# Provided entries:
============================================================
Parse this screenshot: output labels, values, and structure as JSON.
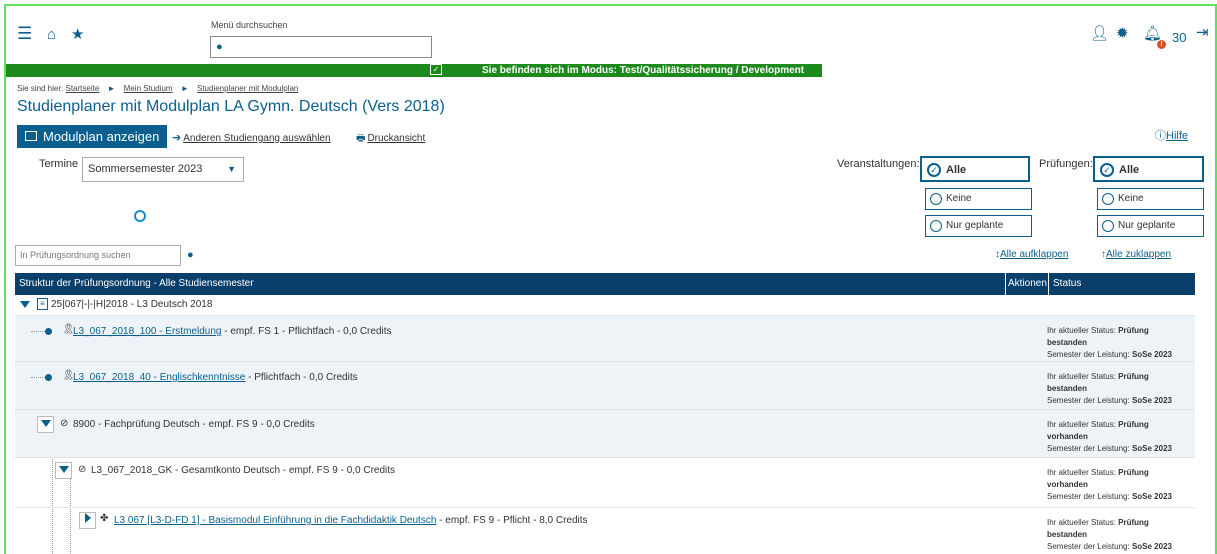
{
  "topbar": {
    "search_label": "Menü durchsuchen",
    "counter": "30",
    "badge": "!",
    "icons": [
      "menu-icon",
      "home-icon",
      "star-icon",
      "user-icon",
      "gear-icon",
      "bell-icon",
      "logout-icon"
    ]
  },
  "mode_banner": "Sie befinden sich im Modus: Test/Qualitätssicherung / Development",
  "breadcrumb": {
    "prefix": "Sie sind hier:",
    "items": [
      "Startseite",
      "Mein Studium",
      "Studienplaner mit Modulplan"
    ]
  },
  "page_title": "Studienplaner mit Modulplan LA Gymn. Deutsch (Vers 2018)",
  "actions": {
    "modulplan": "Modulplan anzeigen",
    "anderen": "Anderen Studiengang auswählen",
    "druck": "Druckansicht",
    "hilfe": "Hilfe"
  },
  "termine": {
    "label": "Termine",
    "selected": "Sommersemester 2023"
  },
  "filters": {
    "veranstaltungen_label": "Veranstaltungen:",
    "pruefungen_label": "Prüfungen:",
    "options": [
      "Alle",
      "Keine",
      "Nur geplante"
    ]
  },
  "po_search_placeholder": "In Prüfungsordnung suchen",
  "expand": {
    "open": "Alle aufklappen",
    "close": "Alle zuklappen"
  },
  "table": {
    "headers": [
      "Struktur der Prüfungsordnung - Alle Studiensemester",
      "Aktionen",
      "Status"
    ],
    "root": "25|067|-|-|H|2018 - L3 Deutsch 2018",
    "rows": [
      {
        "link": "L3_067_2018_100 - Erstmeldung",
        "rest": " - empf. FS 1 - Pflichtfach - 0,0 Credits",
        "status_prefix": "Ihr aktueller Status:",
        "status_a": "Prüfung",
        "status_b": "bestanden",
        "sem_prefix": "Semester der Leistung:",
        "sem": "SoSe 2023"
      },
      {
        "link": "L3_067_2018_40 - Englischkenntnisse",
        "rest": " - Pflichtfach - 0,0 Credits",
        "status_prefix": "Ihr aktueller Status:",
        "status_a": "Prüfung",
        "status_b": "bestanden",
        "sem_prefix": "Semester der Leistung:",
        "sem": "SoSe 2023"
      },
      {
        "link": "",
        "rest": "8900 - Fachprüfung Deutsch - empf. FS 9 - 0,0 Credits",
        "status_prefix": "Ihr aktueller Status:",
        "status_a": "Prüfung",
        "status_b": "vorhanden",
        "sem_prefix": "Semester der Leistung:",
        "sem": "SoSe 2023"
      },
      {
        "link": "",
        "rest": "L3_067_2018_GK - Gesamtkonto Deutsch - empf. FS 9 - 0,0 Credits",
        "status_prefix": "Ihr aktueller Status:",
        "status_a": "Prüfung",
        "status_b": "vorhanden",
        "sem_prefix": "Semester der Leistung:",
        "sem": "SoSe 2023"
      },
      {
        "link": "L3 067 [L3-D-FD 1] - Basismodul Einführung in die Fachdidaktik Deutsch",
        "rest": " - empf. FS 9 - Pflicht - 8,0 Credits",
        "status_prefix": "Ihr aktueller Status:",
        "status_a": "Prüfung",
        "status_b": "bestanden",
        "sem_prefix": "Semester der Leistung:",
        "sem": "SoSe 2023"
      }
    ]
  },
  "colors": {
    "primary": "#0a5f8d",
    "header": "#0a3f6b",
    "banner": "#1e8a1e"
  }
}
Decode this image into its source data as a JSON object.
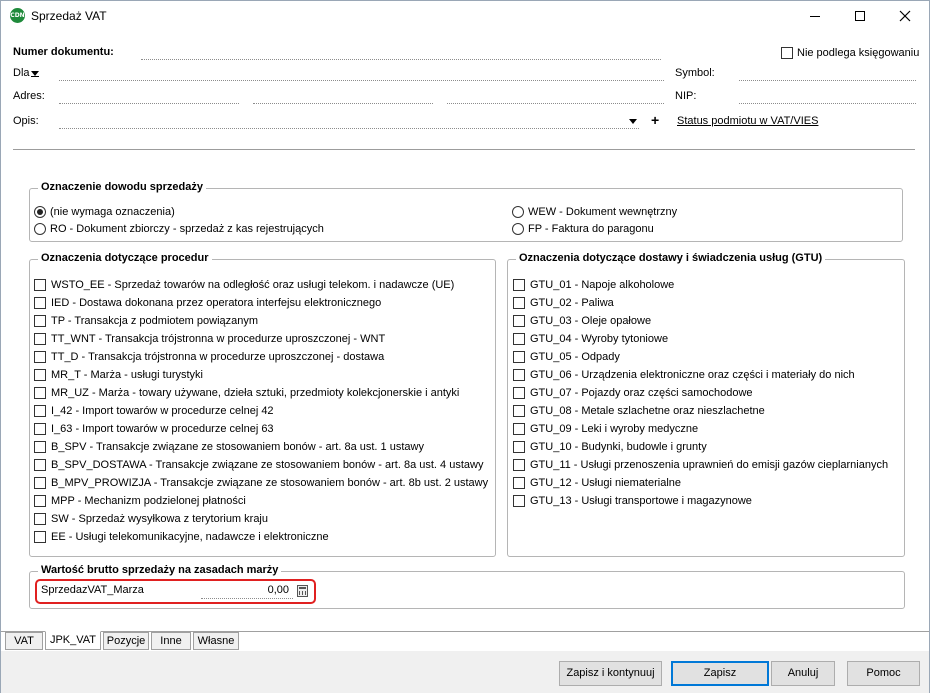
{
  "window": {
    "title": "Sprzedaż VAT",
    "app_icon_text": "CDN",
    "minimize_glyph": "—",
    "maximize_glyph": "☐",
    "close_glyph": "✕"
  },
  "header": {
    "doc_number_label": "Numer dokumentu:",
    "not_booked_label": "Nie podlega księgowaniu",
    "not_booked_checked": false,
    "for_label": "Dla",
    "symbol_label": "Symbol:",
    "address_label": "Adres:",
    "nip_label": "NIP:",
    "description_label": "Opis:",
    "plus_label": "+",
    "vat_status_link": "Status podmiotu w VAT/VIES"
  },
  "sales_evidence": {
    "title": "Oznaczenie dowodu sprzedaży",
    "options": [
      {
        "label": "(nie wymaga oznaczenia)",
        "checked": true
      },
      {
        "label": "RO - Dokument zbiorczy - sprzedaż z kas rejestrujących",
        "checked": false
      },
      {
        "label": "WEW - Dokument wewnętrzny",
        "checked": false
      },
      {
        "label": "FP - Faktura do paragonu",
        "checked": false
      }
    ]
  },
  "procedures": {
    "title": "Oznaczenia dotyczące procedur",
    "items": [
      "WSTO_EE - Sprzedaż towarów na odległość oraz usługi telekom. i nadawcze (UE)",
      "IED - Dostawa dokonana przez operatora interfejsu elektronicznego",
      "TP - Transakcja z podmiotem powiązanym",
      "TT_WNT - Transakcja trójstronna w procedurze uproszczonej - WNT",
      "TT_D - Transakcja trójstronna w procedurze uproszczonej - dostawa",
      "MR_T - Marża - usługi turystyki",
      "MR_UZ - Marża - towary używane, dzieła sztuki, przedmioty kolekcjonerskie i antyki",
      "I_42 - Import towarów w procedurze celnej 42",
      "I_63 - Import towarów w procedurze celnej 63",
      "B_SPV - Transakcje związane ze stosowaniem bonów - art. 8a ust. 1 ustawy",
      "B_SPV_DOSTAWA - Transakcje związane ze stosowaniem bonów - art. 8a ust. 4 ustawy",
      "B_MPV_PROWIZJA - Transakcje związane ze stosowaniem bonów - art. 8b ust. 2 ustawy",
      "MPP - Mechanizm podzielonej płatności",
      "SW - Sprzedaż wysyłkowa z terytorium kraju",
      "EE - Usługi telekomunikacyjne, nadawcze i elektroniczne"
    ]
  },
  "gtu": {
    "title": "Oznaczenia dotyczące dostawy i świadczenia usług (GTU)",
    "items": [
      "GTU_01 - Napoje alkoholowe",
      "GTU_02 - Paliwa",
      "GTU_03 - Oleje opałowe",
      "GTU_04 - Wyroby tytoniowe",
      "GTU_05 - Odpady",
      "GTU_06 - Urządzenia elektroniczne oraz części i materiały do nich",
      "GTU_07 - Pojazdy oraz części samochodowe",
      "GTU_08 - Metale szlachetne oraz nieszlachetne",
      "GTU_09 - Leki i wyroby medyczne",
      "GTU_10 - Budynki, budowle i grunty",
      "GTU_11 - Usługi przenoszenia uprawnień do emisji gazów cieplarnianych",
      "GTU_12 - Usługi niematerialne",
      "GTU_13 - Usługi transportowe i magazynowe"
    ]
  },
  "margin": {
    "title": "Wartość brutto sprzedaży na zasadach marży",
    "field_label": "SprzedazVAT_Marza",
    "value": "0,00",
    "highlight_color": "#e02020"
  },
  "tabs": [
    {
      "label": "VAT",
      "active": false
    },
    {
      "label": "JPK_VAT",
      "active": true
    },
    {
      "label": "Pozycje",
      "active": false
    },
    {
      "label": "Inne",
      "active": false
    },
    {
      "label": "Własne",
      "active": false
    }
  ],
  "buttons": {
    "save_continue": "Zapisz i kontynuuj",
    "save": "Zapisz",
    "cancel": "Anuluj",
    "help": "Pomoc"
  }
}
============================================================
# Your goal:
Copy every line above word for word and exclude the pictures.

# Response to the exercise:
Parse this screenshot: output labels, values, and structure as JSON.
{
  "topbar": {
    "search_label": "Menü durchsuchen",
    "counter": "30",
    "badge": "!",
    "icons": [
      "menu-icon",
      "home-icon",
      "star-icon",
      "user-icon",
      "gear-icon",
      "bell-icon",
      "logout-icon"
    ]
  },
  "mode_banner": "Sie befinden sich im Modus: Test/Qualitätssicherung / Development",
  "breadcrumb": {
    "prefix": "Sie sind hier:",
    "items": [
      "Startseite",
      "Mein Studium",
      "Studienplaner mit Modulplan"
    ]
  },
  "page_title": "Studienplaner mit Modulplan LA Gymn. Deutsch (Vers 2018)",
  "actions": {
    "modulplan": "Modulplan anzeigen",
    "anderen": "Anderen Studiengang auswählen",
    "druck": "Druckansicht",
    "hilfe": "Hilfe"
  },
  "termine": {
    "label": "Termine",
    "selected": "Sommersemester 2023"
  },
  "filters": {
    "veranstaltungen_label": "Veranstaltungen:",
    "pruefungen_label": "Prüfungen:",
    "options": [
      "Alle",
      "Keine",
      "Nur geplante"
    ]
  },
  "po_search_placeholder": "In Prüfungsordnung suchen",
  "expand": {
    "open": "Alle aufklappen",
    "close": "Alle zuklappen"
  },
  "table": {
    "headers": [
      "Struktur der Prüfungsordnung - Alle Studiensemester",
      "Aktionen",
      "Status"
    ],
    "root": "25|067|-|-|H|2018 - L3 Deutsch 2018",
    "rows": [
      {
        "link": "L3_067_2018_100 - Erstmeldung",
        "rest": " - empf. FS 1 - Pflichtfach - 0,0 Credits",
        "status_prefix": "Ihr aktueller Status:",
        "status_a": "Prüfung",
        "status_b": "bestanden",
        "sem_prefix": "Semester der Leistung:",
        "sem": "SoSe 2023"
      },
      {
        "link": "L3_067_2018_40 - Englischkenntnisse",
        "rest": " - Pflichtfach - 0,0 Credits",
        "status_prefix": "Ihr aktueller Status:",
        "status_a": "Prüfung",
        "status_b": "bestanden",
        "sem_prefix": "Semester der Leistung:",
        "sem": "SoSe 2023"
      },
      {
        "link": "",
        "rest": "8900 - Fachprüfung Deutsch - empf. FS 9 - 0,0 Credits",
        "status_prefix": "Ihr aktueller Status:",
        "status_a": "Prüfung",
        "status_b": "vorhanden",
        "sem_prefix": "Semester der Leistung:",
        "sem": "SoSe 2023"
      },
      {
        "link": "",
        "rest": "L3_067_2018_GK - Gesamtkonto Deutsch - empf. FS 9 - 0,0 Credits",
        "status_prefix": "Ihr aktueller Status:",
        "status_a": "Prüfung",
        "status_b": "vorhanden",
        "sem_prefix": "Semester der Leistung:",
        "sem": "SoSe 2023"
      },
      {
        "link": "L3 067 [L3-D-FD 1] - Basismodul Einführung in die Fachdidaktik Deutsch",
        "rest": " - empf. FS 9 - Pflicht - 8,0 Credits",
        "status_prefix": "Ihr aktueller Status:",
        "status_a": "Prüfung",
        "status_b": "bestanden",
        "sem_prefix": "Semester der Leistung:",
        "sem": "SoSe 2023"
      }
    ]
  },
  "colors": {
    "primary": "#0a5f8d",
    "header": "#0a3f6b",
    "banner": "#1e8a1e"
  }
}
Decode this image into its source data as a JSON object.
{
  "window": {
    "title": "Sprzedaż VAT",
    "app_icon_text": "CDN",
    "minimize_glyph": "—",
    "maximize_glyph": "☐",
    "close_glyph": "✕"
  },
  "header": {
    "doc_number_label": "Numer dokumentu:",
    "not_booked_label": "Nie podlega księgowaniu",
    "not_booked_checked": false,
    "for_label": "Dla",
    "symbol_label": "Symbol:",
    "address_label": "Adres:",
    "nip_label": "NIP:",
    "description_label": "Opis:",
    "plus_label": "+",
    "vat_status_link": "Status podmiotu w VAT/VIES"
  },
  "sales_evidence": {
    "title": "Oznaczenie dowodu sprzedaży",
    "options": [
      {
        "label": "(nie wymaga oznaczenia)",
        "checked": true
      },
      {
        "label": "RO - Dokument zbiorczy - sprzedaż z kas rejestrujących",
        "checked": false
      },
      {
        "label": "WEW - Dokument wewnętrzny",
        "checked": false
      },
      {
        "label": "FP - Faktura do paragonu",
        "checked": false
      }
    ]
  },
  "procedures": {
    "title": "Oznaczenia dotyczące procedur",
    "items": [
      "WSTO_EE - Sprzedaż towarów na odległość oraz usługi telekom. i nadawcze (UE)",
      "IED - Dostawa dokonana przez operatora interfejsu elektronicznego",
      "TP - Transakcja z podmiotem powiązanym",
      "TT_WNT - Transakcja trójstronna w procedurze uproszczonej - WNT",
      "TT_D - Transakcja trójstronna w procedurze uproszczonej - dostawa",
      "MR_T - Marża - usługi turystyki",
      "MR_UZ - Marża - towary używane, dzieła sztuki, przedmioty kolekcjonerskie i antyki",
      "I_42 - Import towarów w procedurze celnej 42",
      "I_63 - Import towarów w procedurze celnej 63",
      "B_SPV - Transakcje związane ze stosowaniem bonów - art. 8a ust. 1 ustawy",
      "B_SPV_DOSTAWA - Transakcje związane ze stosowaniem bonów - art. 8a ust. 4 ustawy",
      "B_MPV_PROWIZJA - Transakcje związane ze stosowaniem bonów - art. 8b ust. 2 ustawy",
      "MPP - Mechanizm podzielonej płatności",
      "SW - Sprzedaż wysyłkowa z terytorium kraju",
      "EE - Usługi telekomunikacyjne, nadawcze i elektroniczne"
    ]
  },
  "gtu": {
    "title": "Oznaczenia dotyczące dostawy i świadczenia usług (GTU)",
    "items": [
      "GTU_01 - Napoje alkoholowe",
      "GTU_02 - Paliwa",
      "GTU_03 - Oleje opałowe",
      "GTU_04 - Wyroby tytoniowe",
      "GTU_05 - Odpady",
      "GTU_06 - Urządzenia elektroniczne oraz części i materiały do nich",
      "GTU_07 - Pojazdy oraz części samochodowe",
      "GTU_08 - Metale szlachetne oraz nieszlachetne",
      "GTU_09 - Leki i wyroby medyczne",
      "GTU_10 - Budynki, budowle i grunty",
      "GTU_11 - Usługi przenoszenia uprawnień do emisji gazów cieplarnianych",
      "GTU_12 - Usługi niematerialne",
      "GTU_13 - Usługi transportowe i magazynowe"
    ]
  },
  "margin": {
    "title": "Wartość brutto sprzedaży na zasadach marży",
    "field_label": "SprzedazVAT_Marza",
    "value": "0,00",
    "highlight_color": "#e02020"
  },
  "tabs": [
    {
      "label": "VAT",
      "active": false
    },
    {
      "label": "JPK_VAT",
      "active": true
    },
    {
      "label": "Pozycje",
      "active": false
    },
    {
      "label": "Inne",
      "active": false
    },
    {
      "label": "Własne",
      "active": false
    }
  ],
  "buttons": {
    "save_continue": "Zapisz i kontynuuj",
    "save": "Zapisz",
    "cancel": "Anuluj",
    "help": "Pomoc"
  }
}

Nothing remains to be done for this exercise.